• **SHORT TASK**:
Select lines where the word "from" appears.

• **INFORMATION SHOWN**:
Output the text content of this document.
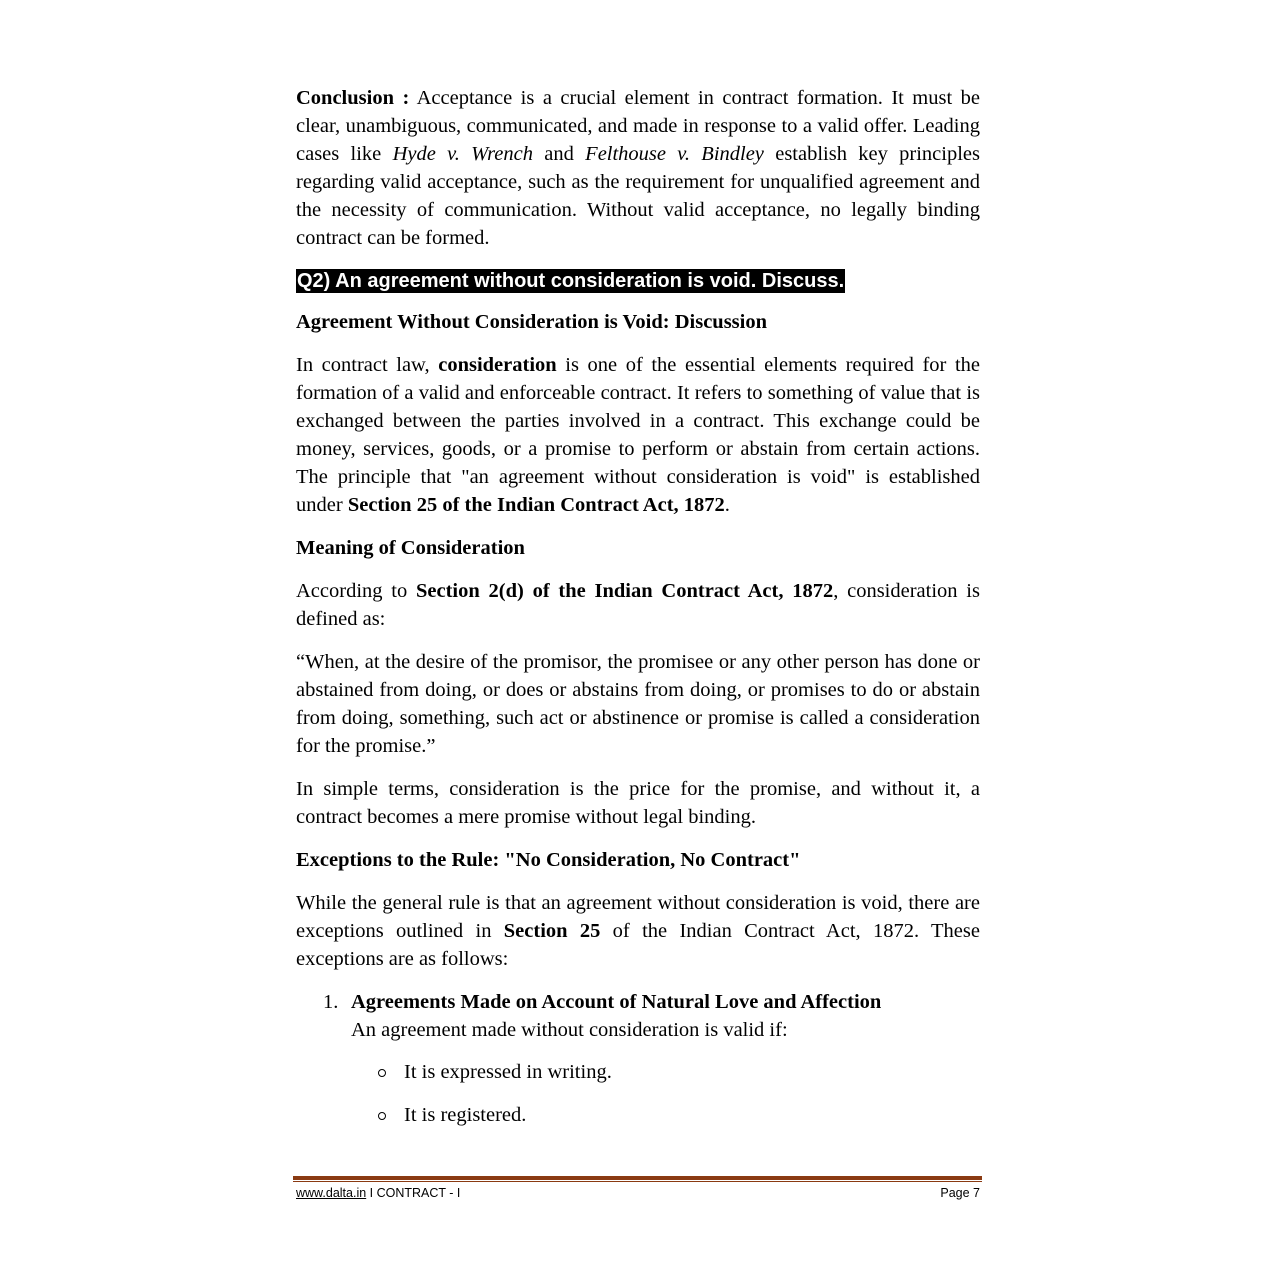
Conclusion : Acceptance is a crucial element in contract formation. It must be clear, unambiguous, communicated, and made in response to a valid offer. Leading cases like Hyde v. Wrench and Felthouse v. Bindley establish key principles regarding valid acceptance, such as the requirement for unqualified agreement and the necessity of communication. Without valid acceptance, no legally binding contract can be formed.

Q2) An agreement without consideration is void. Discuss.
Agreement Without Consideration is Void: Discussion

In contract law, consideration is one of the essential elements required for the formation of a valid and enforceable contract. It refers to something of value that is exchanged between the parties involved in a contract. This exchange could be money, services, goods, or a promise to perform or abstain from certain actions. The principle that "an agreement without consideration is void" is established under Section 25 of the Indian Contract Act, 1872.

Meaning of Consideration

According to Section 2(d) of the Indian Contract Act, 1872, consideration is defined as:

“When, at the desire of the promisor, the promisee or any other person has done or abstained from doing, or does or abstains from doing, or promises to do or abstain from doing, something, such act or abstinence or promise is called a consideration for the promise.”

In simple terms, consideration is the price for the promise, and without it, a contract becomes a mere promise without legal binding.

Exceptions to the Rule: "No Consideration, No Contract"

While the general rule is that an agreement without consideration is void, there are exceptions outlined in Section 25 of the Indian Contract Act, 1872. These exceptions are as follows:

1. Agreements Made on Account of Natural Love and Affection
An agreement made without consideration is valid if:
It is expressed in writing.
It is registered.
www.dalta.in I CONTRACT - I	Page 7
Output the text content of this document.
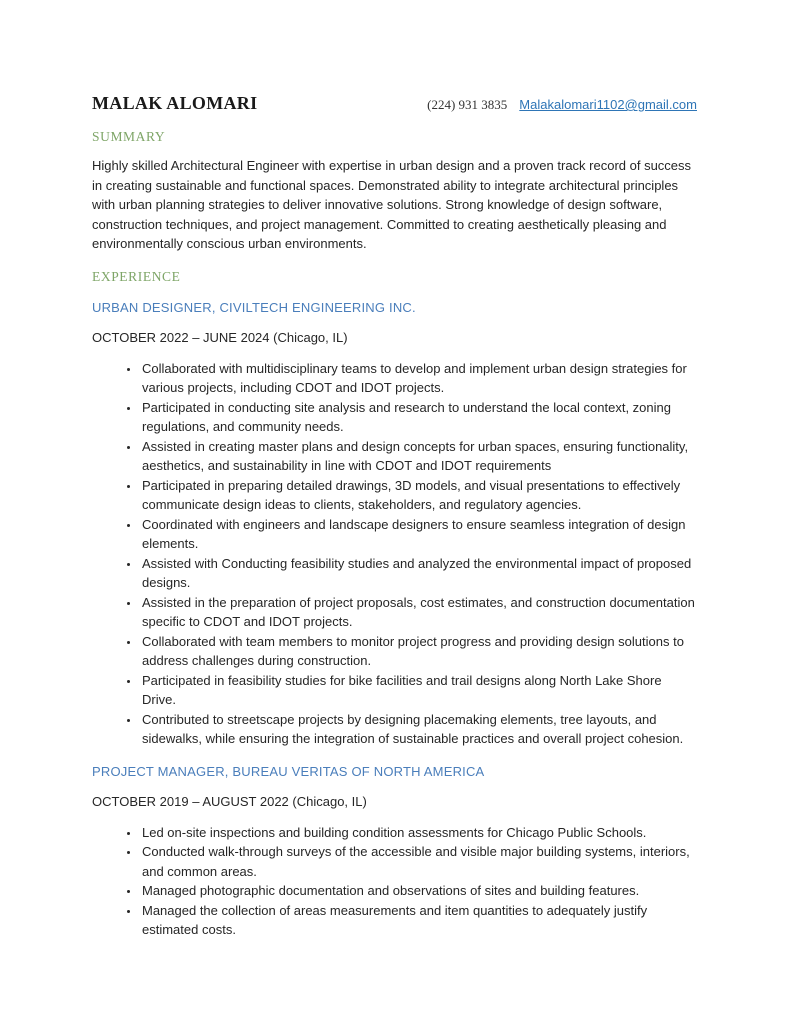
MALAK ALOMARI	(224) 931 3835 Malakalomari1102@gmail.com
SUMMARY

Highly skilled Architectural Engineer with expertise in urban design and a proven track record of success in creating sustainable and functional spaces. Demonstrated ability to integrate architectural principles with urban planning strategies to deliver innovative solutions. Strong knowledge of design software, construction techniques, and project management. Committed to creating aesthetically pleasing and environmentally conscious urban environments.

EXPERIENCE
URBAN DESIGNER, CIVILTECH ENGINEERING INC.
OCTOBER 2022 – JUNE 2024 (Chicago, IL)
• Collaborated with multidisciplinary teams to develop and implement urban design strategies for various projects, including CDOT and IDOT projects.
• Participated in conducting site analysis and research to understand the local context, zoning regulations, and community needs.
• Assisted in creating master plans and design concepts for urban spaces, ensuring functionality, aesthetics, and sustainability in line with CDOT and IDOT requirements
• Participated in preparing detailed drawings, 3D models, and visual presentations to effectively communicate design ideas to clients, stakeholders, and regulatory agencies.
• Coordinated with engineers and landscape designers to ensure seamless integration of design elements.
• Assisted with Conducting feasibility studies and analyzed the environmental impact of proposed designs.
• Assisted in the preparation of project proposals, cost estimates, and construction documentation specific to CDOT and IDOT projects.
• Collaborated with team members to monitor project progress and providing design solutions to address challenges during construction.
• Participated in feasibility studies for bike facilities and trail designs along North Lake Shore Drive.
• Contributed to streetscape projects by designing placemaking elements, tree layouts, and sidewalks, while ensuring the integration of sustainable practices and overall project cohesion.
PROJECT MANAGER, BUREAU VERITAS OF NORTH AMERICA
OCTOBER 2019 – AUGUST 2022 (Chicago, IL)
• Led on-site inspections and building condition assessments for Chicago Public Schools.
• Conducted walk-through surveys of the accessible and visible major building systems, interiors, and common areas.
• Managed photographic documentation and observations of sites and building features.
• Managed the collection of areas measurements and item quantities to adequately justify estimated costs.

• **COMPLETE OUTPUT**:
In contract law, consideration is one of the essential elements required for the formation of a valid and enforceable contract. It refers to something of value that is exchanged between the parties involved in a contract. This exchange could be money, services, goods, or a promise to perform or abstain from certain actions. The principle that "an agreement without consideration is void" is established under Section 25 of the Indian Contract Act, 1872.
“When, at the desire of the promisor, the promisee or any other person has done or abstained from doing, or does or abstains from doing, or promises to do or abstain from doing, something, such act or abstinence or promise is called a consideration for the promise.”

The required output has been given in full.